(Stored data)

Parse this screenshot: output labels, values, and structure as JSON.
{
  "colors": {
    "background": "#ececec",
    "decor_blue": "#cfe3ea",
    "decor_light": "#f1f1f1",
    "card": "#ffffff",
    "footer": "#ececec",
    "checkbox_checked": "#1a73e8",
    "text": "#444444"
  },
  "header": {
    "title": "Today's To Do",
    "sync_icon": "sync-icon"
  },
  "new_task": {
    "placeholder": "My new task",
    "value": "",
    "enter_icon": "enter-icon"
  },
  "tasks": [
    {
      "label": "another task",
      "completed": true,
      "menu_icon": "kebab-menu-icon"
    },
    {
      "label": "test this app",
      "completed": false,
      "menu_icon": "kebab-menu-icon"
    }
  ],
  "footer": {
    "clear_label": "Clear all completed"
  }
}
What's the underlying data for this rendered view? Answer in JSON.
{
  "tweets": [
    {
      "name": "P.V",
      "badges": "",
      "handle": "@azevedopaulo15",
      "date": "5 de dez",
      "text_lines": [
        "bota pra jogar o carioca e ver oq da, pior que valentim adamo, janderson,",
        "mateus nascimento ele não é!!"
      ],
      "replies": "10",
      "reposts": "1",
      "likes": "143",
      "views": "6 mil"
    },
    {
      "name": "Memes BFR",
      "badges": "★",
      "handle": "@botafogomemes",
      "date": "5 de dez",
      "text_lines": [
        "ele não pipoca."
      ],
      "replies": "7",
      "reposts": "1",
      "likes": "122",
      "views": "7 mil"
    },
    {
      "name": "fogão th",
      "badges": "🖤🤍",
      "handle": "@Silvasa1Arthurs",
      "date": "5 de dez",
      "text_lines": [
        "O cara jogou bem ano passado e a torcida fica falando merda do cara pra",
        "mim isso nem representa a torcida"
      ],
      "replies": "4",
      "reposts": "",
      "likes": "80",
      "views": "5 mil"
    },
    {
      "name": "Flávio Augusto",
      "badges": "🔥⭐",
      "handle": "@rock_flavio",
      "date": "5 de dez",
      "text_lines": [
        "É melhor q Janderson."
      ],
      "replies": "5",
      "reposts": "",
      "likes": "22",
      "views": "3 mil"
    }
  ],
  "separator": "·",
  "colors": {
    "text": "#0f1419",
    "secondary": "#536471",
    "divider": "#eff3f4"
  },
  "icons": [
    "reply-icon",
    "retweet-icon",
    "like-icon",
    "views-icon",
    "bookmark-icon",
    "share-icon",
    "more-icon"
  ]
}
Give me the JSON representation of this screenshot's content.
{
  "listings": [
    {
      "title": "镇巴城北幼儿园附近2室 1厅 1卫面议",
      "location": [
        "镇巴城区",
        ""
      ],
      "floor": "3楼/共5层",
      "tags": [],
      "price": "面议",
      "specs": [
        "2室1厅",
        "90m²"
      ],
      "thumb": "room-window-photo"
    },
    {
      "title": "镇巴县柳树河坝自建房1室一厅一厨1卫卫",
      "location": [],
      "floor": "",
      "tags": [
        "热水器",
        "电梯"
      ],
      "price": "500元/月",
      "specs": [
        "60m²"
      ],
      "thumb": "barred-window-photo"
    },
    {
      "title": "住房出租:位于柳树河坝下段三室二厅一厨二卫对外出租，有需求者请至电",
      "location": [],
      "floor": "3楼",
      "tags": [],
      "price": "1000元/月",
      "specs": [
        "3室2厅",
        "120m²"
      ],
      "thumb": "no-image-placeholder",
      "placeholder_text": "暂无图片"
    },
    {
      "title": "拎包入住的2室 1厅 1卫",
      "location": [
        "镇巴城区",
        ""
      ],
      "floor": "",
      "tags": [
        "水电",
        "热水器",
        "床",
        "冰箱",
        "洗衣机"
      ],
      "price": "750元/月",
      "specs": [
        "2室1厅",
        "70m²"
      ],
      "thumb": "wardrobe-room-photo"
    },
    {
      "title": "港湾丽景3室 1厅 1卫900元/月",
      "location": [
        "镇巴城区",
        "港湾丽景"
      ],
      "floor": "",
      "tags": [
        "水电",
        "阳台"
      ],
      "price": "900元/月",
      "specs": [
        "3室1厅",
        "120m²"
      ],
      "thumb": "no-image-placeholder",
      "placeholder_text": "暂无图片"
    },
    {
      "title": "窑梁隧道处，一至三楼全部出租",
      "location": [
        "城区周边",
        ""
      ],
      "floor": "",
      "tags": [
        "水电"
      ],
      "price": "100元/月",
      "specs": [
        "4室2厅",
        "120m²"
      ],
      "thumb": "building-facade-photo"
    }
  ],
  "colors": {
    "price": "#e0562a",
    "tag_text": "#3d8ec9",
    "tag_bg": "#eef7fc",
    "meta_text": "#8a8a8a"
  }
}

REQUEST: Find each line with the string "completed" and copy it out.

THE SOLUTION:
      "completed": true,
      "completed": false,
    "clear_label": "Clear all completed"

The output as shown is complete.